* **TO BE DONE**
Update the records below by replacing every "section-heading" with "heading" and leaving everything else unchanged.

* **RECORDS FOR PROCESSING**
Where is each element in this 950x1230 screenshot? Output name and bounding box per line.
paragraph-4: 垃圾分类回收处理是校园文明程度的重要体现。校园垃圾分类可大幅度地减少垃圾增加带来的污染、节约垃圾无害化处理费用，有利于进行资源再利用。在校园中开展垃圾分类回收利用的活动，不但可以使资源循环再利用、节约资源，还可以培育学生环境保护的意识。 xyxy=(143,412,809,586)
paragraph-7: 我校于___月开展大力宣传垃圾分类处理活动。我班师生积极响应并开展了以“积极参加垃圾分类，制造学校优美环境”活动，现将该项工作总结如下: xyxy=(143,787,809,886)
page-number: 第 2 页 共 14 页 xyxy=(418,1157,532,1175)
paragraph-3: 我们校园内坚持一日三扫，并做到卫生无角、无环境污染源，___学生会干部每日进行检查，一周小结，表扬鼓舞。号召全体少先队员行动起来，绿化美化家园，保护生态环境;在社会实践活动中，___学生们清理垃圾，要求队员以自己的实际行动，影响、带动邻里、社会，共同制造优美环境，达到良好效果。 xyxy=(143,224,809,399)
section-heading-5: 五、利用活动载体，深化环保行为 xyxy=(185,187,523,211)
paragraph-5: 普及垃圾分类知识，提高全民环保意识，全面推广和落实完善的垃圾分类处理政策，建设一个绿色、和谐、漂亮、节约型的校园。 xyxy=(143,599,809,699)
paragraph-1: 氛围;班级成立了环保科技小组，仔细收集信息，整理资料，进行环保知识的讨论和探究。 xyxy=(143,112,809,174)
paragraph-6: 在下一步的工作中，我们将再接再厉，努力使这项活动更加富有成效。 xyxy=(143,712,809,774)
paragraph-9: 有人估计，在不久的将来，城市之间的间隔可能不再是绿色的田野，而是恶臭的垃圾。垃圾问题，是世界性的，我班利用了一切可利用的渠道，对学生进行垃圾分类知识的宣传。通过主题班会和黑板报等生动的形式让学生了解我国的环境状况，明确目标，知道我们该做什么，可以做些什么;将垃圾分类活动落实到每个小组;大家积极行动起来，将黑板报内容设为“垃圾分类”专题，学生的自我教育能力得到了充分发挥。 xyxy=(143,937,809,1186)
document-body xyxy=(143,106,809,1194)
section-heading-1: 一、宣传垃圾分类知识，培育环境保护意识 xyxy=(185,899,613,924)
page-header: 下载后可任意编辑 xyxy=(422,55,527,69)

* **EXERCISE RESPONSE**
Where is each element in this 950x1230 screenshot? Output name and bounding box per line.
paragraph-4: 垃圾分类回收处理是校园文明程度的重要体现。校园垃圾分类可大幅度地减少垃圾增加带来的污染、节约垃圾无害化处理费用，有利于进行资源再利用。在校园中开展垃圾分类回收利用的活动，不但可以使资源循环再利用、节约资源，还可以培育学生环境保护的意识。 xyxy=(143,412,809,586)
paragraph-7: 我校于___月开展大力宣传垃圾分类处理活动。我班师生积极响应并开展了以“积极参加垃圾分类，制造学校优美环境”活动，现将该项工作总结如下: xyxy=(143,787,809,886)
page-number: 第 2 页 共 14 页 xyxy=(418,1157,532,1175)
paragraph-3: 我们校园内坚持一日三扫，并做到卫生无角、无环境污染源，___学生会干部每日进行检查，一周小结，表扬鼓舞。号召全体少先队员行动起来，绿化美化家园，保护生态环境;在社会实践活动中，___学生们清理垃圾，要求队员以自己的实际行动，影响、带动邻里、社会，共同制造优美环境，达到良好效果。 xyxy=(143,224,809,399)
heading-5: 五、利用活动载体，深化环保行为 xyxy=(185,187,523,211)
paragraph-5: 普及垃圾分类知识，提高全民环保意识，全面推广和落实完善的垃圾分类处理政策，建设一个绿色、和谐、漂亮、节约型的校园。 xyxy=(143,599,809,699)
paragraph-1: 氛围;班级成立了环保科技小组，仔细收集信息，整理资料，进行环保知识的讨论和探究。 xyxy=(143,112,809,174)
paragraph-6: 在下一步的工作中，我们将再接再厉，努力使这项活动更加富有成效。 xyxy=(143,712,809,774)
paragraph-9: 有人估计，在不久的将来，城市之间的间隔可能不再是绿色的田野，而是恶臭的垃圾。垃圾问题，是世界性的，我班利用了一切可利用的渠道，对学生进行垃圾分类知识的宣传。通过主题班会和黑板报等生动的形式让学生了解我国的环境状况，明确目标，知道我们该做什么，可以做些什么;将垃圾分类活动落实到每个小组;大家积极行动起来，将黑板报内容设为“垃圾分类”专题，学生的自我教育能力得到了充分发挥。 xyxy=(143,937,809,1186)
document-body xyxy=(143,106,809,1194)
heading-1: 一、宣传垃圾分类知识，培育环境保护意识 xyxy=(185,899,613,924)
page-header: 下载后可任意编辑 xyxy=(422,55,527,69)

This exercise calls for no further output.